(PROBLEM TO WORK ON): Please quote the material exactly, every line of it.

(THE DATA):
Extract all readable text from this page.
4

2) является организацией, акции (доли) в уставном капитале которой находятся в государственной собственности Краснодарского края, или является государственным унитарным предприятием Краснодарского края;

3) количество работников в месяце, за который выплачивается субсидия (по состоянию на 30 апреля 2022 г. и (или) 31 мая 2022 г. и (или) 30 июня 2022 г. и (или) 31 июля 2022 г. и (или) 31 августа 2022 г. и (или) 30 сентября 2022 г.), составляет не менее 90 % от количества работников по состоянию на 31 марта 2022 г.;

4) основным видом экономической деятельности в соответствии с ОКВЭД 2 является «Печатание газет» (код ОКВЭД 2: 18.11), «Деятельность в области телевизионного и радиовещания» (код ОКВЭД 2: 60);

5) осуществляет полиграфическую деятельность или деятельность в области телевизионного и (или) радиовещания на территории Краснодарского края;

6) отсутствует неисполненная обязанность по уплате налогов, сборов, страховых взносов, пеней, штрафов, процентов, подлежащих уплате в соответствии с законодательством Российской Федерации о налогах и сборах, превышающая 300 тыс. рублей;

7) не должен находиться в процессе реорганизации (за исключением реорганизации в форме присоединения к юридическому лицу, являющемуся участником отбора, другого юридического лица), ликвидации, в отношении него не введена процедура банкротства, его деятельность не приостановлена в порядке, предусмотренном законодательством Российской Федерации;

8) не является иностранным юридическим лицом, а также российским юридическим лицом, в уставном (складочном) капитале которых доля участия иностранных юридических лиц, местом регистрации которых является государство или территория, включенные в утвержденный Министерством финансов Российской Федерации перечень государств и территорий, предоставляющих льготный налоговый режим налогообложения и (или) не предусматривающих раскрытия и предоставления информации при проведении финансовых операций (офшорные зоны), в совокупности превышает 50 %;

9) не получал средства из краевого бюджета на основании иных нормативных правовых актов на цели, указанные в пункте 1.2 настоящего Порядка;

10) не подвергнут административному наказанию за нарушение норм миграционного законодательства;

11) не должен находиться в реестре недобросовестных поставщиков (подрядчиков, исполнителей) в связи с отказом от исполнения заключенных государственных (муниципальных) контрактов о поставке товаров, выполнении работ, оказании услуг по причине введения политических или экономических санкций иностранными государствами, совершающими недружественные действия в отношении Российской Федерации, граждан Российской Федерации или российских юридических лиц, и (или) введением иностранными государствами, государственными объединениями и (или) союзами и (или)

(SOLUTION FOR THIS TASK):
Extract all readable text from this page.
4

2) является организацией, акции (доли) в уставном капитале которой находятся в государственной собственности Краснодарского края, или является государственным унитарным предприятием Краснодарского края;

3) количество работников в месяце, за который выплачивается субсидия (по состоянию на 30 апреля 2022 г. и (или) 31 мая 2022 г. и (или) 30 июня 2022 г. и (или) 31 июля 2022 г. и (или) 31 августа 2022 г. и (или) 30 сентября 2022 г.), составляет не менее 90 % от количества работников по состоянию на 31 марта 2022 г.;

4) основным видом экономической деятельности в соответствии с ОКВЭД 2 является «Печатание газет» (код ОКВЭД 2: 18.11), «Деятельность в области телевизионного и радиовещания» (код ОКВЭД 2: 60);

5) осуществляет полиграфическую деятельность или деятельность в области телевизионного и (или) радиовещания на территории Краснодарского края;

6) отсутствует неисполненная обязанность по уплате налогов, сборов, страховых взносов, пеней, штрафов, процентов, подлежащих уплате в соответствии с законодательством Российской Федерации о налогах и сборах, превышающая 300 тыс. рублей;

7) не должен находиться в процессе реорганизации (за исключением реорганизации в форме присоединения к юридическому лицу, являющемуся участником отбора, другого юридического лица), ликвидации, в отношении него не введена процедура банкротства, его деятельность не приостановлена в порядке, предусмотренном законодательством Российской Федерации;

8) не является иностранным юридическим лицом, а также российским юридическим лицом, в уставном (складочном) капитале которых доля участия иностранных юридических лиц, местом регистрации которых является государство или территория, включенные в утвержденный Министерством финансов Российской Федерации перечень государств и территорий, предоставляющих льготный налоговый режим налогообложения и (или) не предусматривающих раскрытия и предоставления информации при проведении финансовых операций (офшорные зоны), в совокупности превышает 50 %;

9) не получал средства из краевого бюджета на основании иных нормативных правовых актов на цели, указанные в пункте 1.2 настоящего Порядка;

10) не подвергнут административному наказанию за нарушение норм миграционного законодательства;

11) не должен находиться в реестре недобросовестных поставщиков (подрядчиков, исполнителей) в связи с отказом от исполнения заключенных государственных (муниципальных) контрактов о поставке товаров, выполнении работ, оказании услуг по причине введения политических или экономических санкций иностранными государствами, совершающими недружественные действия в отношении Российской Федерации, граждан Российской Федерации или российских юридических лиц, и (или) введением иностранными государствами, государственными объединениями и (или) союзами и (или)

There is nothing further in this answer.